Please pull out every line that includes the string "trabalhos".

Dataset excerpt
________

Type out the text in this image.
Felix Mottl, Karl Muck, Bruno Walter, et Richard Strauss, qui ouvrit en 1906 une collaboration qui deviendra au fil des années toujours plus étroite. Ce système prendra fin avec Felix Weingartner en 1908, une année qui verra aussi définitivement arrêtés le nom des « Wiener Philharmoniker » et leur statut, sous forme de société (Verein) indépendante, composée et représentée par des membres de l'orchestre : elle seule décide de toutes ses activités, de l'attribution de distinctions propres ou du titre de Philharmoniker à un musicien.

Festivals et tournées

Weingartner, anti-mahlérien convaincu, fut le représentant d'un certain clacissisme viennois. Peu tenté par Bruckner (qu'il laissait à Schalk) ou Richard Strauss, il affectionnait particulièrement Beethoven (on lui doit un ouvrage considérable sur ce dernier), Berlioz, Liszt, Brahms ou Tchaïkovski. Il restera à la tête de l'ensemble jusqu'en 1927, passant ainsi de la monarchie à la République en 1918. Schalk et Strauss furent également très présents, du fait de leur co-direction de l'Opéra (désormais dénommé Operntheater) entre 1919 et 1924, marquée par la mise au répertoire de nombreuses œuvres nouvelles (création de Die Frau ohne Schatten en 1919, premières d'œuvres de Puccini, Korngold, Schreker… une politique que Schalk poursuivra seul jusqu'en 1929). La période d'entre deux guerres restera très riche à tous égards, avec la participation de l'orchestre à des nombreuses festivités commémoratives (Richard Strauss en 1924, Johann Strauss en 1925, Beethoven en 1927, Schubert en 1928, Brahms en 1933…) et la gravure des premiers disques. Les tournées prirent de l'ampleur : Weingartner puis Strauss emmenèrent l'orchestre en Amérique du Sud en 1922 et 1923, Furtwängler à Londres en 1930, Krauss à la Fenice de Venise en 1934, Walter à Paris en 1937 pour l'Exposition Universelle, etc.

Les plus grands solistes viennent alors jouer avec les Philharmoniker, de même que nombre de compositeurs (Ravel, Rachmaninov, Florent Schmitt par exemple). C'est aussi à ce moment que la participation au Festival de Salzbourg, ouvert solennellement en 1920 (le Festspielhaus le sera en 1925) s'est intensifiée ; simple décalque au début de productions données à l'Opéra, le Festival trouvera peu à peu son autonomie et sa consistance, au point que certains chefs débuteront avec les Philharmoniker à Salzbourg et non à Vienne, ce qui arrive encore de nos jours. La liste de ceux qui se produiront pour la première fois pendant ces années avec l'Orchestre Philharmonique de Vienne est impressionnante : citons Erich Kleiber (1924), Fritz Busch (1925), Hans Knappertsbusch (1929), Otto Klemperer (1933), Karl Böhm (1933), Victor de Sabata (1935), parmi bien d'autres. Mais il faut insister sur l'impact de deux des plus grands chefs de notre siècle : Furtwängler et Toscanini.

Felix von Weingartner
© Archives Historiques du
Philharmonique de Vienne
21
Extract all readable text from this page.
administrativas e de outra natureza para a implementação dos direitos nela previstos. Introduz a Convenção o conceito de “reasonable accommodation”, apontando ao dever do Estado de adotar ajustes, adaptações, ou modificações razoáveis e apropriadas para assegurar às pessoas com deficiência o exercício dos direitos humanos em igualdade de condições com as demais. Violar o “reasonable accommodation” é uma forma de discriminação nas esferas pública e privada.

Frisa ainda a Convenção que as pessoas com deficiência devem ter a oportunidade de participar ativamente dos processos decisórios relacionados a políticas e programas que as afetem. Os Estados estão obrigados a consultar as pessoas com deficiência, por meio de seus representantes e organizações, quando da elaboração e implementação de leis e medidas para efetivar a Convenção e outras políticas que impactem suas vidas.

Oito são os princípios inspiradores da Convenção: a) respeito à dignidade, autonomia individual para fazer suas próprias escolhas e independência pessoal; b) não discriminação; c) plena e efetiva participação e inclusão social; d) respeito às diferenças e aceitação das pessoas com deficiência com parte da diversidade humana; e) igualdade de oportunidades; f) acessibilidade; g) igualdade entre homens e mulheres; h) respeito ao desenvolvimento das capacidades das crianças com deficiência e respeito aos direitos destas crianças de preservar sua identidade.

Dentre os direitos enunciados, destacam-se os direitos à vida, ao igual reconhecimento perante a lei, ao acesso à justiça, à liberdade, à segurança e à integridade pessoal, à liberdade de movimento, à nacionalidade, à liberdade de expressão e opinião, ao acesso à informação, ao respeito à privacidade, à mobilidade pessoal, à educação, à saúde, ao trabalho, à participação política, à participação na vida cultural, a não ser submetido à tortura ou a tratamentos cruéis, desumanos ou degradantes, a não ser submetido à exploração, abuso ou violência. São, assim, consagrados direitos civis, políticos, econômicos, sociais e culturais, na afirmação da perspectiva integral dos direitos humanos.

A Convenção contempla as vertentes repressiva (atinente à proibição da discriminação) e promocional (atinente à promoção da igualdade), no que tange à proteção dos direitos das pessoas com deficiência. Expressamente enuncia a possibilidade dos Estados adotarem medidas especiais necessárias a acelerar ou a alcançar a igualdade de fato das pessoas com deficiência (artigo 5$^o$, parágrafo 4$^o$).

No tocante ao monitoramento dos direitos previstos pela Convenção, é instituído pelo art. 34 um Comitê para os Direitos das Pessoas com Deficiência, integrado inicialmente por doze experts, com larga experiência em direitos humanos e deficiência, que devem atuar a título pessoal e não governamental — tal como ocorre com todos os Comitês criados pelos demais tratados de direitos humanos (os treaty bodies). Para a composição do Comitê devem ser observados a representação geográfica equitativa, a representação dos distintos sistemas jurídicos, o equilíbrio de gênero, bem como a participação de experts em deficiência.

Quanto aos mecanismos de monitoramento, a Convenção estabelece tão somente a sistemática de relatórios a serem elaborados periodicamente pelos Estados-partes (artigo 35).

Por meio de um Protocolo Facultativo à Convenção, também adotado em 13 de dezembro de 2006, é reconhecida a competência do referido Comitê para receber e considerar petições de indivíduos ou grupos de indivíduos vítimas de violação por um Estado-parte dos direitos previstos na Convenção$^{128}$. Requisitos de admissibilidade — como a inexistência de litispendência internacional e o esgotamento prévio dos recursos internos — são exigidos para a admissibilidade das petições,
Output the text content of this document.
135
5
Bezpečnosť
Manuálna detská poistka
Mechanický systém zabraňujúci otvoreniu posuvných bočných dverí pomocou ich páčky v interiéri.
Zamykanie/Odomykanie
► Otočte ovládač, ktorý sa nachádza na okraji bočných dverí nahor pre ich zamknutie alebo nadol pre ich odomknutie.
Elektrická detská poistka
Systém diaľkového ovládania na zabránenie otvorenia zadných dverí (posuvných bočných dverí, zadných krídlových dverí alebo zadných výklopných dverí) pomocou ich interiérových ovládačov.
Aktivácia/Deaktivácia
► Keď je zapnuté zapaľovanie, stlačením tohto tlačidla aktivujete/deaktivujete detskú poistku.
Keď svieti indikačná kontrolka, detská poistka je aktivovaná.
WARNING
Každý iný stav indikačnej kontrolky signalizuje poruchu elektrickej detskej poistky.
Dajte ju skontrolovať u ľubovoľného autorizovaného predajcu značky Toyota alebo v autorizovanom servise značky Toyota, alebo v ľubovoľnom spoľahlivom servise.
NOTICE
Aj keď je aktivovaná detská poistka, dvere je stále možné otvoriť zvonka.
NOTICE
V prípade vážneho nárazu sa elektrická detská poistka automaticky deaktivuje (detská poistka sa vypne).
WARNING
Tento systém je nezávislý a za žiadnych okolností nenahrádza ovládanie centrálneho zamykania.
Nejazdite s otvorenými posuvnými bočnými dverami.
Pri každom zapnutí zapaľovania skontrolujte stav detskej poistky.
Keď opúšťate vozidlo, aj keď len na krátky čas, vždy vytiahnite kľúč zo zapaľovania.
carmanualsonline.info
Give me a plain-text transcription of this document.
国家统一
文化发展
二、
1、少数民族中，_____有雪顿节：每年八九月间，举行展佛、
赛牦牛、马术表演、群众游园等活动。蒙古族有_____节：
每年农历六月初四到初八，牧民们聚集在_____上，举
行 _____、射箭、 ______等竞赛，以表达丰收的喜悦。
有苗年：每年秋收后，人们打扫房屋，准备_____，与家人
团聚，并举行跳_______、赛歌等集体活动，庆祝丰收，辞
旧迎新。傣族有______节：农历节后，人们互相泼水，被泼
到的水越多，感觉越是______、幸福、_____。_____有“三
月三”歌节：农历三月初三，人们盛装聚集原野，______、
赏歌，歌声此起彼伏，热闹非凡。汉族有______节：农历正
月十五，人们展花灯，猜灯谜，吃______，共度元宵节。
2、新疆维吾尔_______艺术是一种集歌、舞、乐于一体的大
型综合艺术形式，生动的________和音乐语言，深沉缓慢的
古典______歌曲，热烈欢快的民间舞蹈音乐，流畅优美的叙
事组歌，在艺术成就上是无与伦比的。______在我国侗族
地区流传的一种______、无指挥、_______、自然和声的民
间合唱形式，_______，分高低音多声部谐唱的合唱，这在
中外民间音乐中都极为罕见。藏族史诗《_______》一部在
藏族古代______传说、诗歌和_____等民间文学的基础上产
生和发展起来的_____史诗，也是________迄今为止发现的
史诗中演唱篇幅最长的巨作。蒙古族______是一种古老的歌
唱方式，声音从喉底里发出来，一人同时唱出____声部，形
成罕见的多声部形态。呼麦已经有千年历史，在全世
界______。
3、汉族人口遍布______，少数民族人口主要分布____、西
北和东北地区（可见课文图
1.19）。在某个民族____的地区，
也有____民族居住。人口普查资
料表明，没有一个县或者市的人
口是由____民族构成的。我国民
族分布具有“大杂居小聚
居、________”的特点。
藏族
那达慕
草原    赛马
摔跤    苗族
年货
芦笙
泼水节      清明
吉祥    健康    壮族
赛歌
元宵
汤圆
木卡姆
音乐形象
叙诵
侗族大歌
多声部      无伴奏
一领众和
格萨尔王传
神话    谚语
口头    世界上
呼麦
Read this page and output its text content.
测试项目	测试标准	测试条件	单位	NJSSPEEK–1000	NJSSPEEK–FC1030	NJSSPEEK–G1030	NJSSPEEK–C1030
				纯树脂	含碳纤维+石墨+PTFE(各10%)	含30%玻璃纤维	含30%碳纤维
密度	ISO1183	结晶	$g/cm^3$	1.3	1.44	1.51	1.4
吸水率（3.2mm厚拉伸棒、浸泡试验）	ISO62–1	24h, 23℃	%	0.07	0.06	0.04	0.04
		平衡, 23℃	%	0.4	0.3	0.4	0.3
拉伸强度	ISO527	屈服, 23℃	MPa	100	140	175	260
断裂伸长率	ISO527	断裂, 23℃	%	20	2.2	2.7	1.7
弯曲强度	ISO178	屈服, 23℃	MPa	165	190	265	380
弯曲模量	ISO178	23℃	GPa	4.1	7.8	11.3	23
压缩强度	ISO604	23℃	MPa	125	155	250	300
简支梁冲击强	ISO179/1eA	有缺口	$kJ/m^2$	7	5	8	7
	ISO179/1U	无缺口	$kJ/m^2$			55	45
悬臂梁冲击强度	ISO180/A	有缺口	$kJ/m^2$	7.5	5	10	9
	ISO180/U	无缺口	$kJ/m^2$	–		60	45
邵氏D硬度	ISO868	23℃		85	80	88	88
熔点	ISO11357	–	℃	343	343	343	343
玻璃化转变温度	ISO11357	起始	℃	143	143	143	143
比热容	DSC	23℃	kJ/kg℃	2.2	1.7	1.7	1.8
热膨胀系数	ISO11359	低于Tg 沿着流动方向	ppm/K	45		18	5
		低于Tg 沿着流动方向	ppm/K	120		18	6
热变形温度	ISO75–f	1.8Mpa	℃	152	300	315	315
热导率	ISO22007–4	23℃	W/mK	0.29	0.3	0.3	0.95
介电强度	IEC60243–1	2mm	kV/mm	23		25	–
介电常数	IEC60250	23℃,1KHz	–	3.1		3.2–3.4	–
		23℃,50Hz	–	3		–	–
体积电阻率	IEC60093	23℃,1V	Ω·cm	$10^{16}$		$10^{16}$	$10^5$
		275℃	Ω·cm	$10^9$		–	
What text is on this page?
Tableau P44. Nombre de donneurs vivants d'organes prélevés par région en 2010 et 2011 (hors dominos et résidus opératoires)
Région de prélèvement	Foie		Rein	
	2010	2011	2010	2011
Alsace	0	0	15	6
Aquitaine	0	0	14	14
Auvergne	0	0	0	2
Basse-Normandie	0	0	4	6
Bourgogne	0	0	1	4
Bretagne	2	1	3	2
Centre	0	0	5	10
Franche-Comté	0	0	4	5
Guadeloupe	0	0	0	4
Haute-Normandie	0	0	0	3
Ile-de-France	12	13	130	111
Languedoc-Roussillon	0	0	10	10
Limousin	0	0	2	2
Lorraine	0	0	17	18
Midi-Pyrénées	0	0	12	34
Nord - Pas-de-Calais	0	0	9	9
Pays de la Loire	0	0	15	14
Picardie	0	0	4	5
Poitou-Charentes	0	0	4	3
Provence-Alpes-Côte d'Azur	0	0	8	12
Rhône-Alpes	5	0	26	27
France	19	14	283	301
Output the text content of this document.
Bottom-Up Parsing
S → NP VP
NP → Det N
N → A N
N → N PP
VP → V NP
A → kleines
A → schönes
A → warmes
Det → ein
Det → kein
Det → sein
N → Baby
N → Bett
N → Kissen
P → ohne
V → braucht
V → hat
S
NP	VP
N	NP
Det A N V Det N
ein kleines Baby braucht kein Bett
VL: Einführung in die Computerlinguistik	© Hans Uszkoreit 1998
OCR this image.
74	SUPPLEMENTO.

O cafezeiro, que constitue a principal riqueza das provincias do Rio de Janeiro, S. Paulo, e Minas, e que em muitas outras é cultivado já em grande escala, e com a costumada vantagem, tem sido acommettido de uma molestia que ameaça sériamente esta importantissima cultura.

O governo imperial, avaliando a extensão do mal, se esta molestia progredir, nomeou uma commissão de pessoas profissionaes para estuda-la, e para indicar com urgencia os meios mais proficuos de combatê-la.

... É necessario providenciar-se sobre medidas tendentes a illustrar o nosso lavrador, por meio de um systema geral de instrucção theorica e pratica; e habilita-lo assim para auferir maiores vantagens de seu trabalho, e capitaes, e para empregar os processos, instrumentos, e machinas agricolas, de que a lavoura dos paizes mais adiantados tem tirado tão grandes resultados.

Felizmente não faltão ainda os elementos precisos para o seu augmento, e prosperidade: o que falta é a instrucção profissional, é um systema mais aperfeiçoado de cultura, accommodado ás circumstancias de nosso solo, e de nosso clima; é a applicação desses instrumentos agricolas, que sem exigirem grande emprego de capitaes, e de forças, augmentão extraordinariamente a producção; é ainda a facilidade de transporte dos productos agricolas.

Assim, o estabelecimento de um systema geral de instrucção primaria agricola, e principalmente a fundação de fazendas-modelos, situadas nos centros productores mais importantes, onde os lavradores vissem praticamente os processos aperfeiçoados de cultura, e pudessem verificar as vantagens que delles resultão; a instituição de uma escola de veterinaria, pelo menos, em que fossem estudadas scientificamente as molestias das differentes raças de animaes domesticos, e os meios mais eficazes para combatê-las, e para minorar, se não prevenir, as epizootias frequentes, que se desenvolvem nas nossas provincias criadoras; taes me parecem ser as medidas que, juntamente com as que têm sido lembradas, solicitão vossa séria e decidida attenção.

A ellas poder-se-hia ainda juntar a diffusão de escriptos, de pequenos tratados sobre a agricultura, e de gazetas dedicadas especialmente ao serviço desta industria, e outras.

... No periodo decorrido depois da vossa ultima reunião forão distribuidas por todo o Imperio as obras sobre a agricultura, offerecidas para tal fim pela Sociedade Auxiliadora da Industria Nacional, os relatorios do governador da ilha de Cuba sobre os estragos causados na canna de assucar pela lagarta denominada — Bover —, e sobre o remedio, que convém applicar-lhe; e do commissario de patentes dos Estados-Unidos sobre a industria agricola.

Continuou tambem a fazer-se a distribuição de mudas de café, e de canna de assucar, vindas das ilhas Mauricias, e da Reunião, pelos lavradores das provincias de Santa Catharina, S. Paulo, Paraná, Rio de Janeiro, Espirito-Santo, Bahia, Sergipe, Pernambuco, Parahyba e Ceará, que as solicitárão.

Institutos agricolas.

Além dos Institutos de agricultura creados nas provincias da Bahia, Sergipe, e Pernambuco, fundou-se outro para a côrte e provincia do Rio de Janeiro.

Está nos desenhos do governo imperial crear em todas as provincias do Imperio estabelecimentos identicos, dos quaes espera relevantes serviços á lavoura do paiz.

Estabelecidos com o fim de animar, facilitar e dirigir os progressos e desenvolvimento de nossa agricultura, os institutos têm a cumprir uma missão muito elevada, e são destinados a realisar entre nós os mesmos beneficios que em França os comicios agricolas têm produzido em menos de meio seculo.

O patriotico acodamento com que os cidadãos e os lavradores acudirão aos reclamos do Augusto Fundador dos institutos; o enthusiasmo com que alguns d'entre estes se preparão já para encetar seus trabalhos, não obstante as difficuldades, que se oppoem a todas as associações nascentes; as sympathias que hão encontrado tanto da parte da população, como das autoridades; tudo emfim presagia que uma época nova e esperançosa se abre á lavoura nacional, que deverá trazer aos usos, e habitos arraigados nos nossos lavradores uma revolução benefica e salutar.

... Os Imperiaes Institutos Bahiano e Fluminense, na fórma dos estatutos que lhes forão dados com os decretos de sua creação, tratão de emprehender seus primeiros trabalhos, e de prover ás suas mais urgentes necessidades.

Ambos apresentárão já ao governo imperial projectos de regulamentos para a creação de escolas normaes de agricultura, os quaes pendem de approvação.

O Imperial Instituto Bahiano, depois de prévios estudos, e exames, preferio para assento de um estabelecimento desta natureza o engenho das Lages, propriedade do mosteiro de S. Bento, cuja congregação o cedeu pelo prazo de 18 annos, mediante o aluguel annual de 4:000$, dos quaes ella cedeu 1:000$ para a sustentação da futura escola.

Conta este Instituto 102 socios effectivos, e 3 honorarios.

________

Answer to the task
O patriotico acodamento com que os cidadãos e os lavradores acudirão aos reclamos do Augusto Fundador dos institutos; o enthusiasmo com que alguns d'entre estes se preparão já para encetar seus trabalhos, não obstante as difficuldades, que se oppoem a todas as associações nascentes; as sympathias que hão encontrado tanto da parte da população, como das autoridades; tudo emfim presagia que uma época nova e esperançosa se abre á lavoura nacional, que deverá trazer aos usos, e habitos arraigados nos nossos lavradores uma revolução benefica e salutar.
... Os Imperiaes Institutos Bahiano e Fluminense, na fórma dos estatutos que lhes forão dados com os decretos de sua creação, tratão de emprehender seus primeiros trabalhos, e de prover ás suas mais urgentes necessidades.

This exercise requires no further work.